THE TASK:
Copy out all the records exactly.

GIVEN ENTRIES:
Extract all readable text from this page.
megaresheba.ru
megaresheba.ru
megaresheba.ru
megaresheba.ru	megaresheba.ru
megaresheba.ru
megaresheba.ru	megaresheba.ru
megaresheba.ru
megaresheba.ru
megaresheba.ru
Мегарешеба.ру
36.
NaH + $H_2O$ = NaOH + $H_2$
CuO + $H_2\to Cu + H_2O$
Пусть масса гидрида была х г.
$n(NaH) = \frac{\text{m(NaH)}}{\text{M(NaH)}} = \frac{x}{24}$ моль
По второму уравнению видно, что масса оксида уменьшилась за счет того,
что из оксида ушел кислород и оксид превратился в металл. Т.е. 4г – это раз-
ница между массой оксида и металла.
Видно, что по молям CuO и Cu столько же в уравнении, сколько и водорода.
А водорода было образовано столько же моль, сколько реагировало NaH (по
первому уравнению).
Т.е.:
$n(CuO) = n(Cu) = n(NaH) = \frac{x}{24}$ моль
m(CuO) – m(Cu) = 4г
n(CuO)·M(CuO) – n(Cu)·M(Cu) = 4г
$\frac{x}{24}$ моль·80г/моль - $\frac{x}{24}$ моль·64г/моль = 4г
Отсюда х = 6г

SOLUTION TO THIS PROBLEM:
Extract all readable text from this page.
megaresheba.ru
megaresheba.ru
megaresheba.ru
megaresheba.ru	megaresheba.ru
megaresheba.ru
megaresheba.ru	megaresheba.ru
megaresheba.ru
megaresheba.ru
megaresheba.ru
Мегарешеба.ру
36.
NaH + $H_2O$ = NaOH + $H_2$
CuO + $H_2\to Cu + H_2O$
Пусть масса гидрида была х г.
$n(NaH) = \frac{\text{m(NaH)}}{\text{M(NaH)}} = \frac{x}{24}$ моль
По второму уравнению видно, что масса оксида уменьшилась за счет того,
что из оксида ушел кислород и оксид превратился в металл. Т.е. 4г – это раз-
ница между массой оксида и металла.
Видно, что по молям CuO и Cu столько же в уравнении, сколько и водорода.
А водорода было образовано столько же моль, сколько реагировало NaH (по
первому уравнению).
Т.е.:
$n(CuO) = n(Cu) = n(NaH) = \frac{x}{24}$ моль
m(CuO) – m(Cu) = 4г
n(CuO)·M(CuO) – n(Cu)·M(Cu) = 4г
$\frac{x}{24}$ моль·80г/моль - $\frac{x}{24}$ моль·64г/моль = 4г
Отсюда х = 6г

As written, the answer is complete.